— Start of SUPPLIED DATA —

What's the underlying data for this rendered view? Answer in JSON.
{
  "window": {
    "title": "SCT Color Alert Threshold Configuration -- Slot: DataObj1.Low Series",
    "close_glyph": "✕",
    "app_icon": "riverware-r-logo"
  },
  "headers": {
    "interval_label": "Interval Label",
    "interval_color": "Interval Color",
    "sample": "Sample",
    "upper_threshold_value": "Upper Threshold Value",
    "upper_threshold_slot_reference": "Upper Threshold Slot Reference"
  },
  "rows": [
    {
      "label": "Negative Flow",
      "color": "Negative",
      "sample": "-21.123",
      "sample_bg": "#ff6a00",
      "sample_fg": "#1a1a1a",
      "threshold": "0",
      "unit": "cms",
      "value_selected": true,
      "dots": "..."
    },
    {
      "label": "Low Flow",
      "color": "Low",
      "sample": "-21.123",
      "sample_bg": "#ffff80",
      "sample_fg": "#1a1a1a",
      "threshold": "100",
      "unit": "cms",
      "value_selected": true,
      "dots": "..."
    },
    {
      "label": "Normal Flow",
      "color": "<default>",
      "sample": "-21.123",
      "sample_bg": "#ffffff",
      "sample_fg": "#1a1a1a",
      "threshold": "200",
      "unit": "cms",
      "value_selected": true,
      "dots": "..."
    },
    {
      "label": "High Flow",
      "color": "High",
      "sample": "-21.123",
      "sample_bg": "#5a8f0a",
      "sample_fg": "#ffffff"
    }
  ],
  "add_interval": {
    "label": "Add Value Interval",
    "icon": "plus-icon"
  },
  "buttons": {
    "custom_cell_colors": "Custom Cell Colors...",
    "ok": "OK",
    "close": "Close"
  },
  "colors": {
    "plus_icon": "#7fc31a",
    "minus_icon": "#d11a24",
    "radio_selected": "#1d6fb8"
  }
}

— End of SUPPLIED DATA —

Each entry must be reproduced verbatim.

» RESULT BELOW
What's the underlying data for this rendered view? Answer in JSON.
{
  "window": {
    "title": "SCT Color Alert Threshold Configuration -- Slot: DataObj1.Low Series",
    "close_glyph": "✕",
    "app_icon": "riverware-r-logo"
  },
  "headers": {
    "interval_label": "Interval Label",
    "interval_color": "Interval Color",
    "sample": "Sample",
    "upper_threshold_value": "Upper Threshold Value",
    "upper_threshold_slot_reference": "Upper Threshold Slot Reference"
  },
  "rows": [
    {
      "label": "Negative Flow",
      "color": "Negative",
      "sample": "-21.123",
      "sample_bg": "#ff6a00",
      "sample_fg": "#1a1a1a",
      "threshold": "0",
      "unit": "cms",
      "value_selected": true,
      "dots": "..."
    },
    {
      "label": "Low Flow",
      "color": "Low",
      "sample": "-21.123",
      "sample_bg": "#ffff80",
      "sample_fg": "#1a1a1a",
      "threshold": "100",
      "unit": "cms",
      "value_selected": true,
      "dots": "..."
    },
    {
      "label": "Normal Flow",
      "color": "<default>",
      "sample": "-21.123",
      "sample_bg": "#ffffff",
      "sample_fg": "#1a1a1a",
      "threshold": "200",
      "unit": "cms",
      "value_selected": true,
      "dots": "..."
    },
    {
      "label": "High Flow",
      "color": "High",
      "sample": "-21.123",
      "sample_bg": "#5a8f0a",
      "sample_fg": "#ffffff"
    }
  ],
  "add_interval": {
    "label": "Add Value Interval",
    "icon": "plus-icon"
  },
  "buttons": {
    "custom_cell_colors": "Custom Cell Colors...",
    "ok": "OK",
    "close": "Close"
  },
  "colors": {
    "plus_icon": "#7fc31a",
    "minus_icon": "#d11a24",
    "radio_selected": "#1d6fb8"
  }
}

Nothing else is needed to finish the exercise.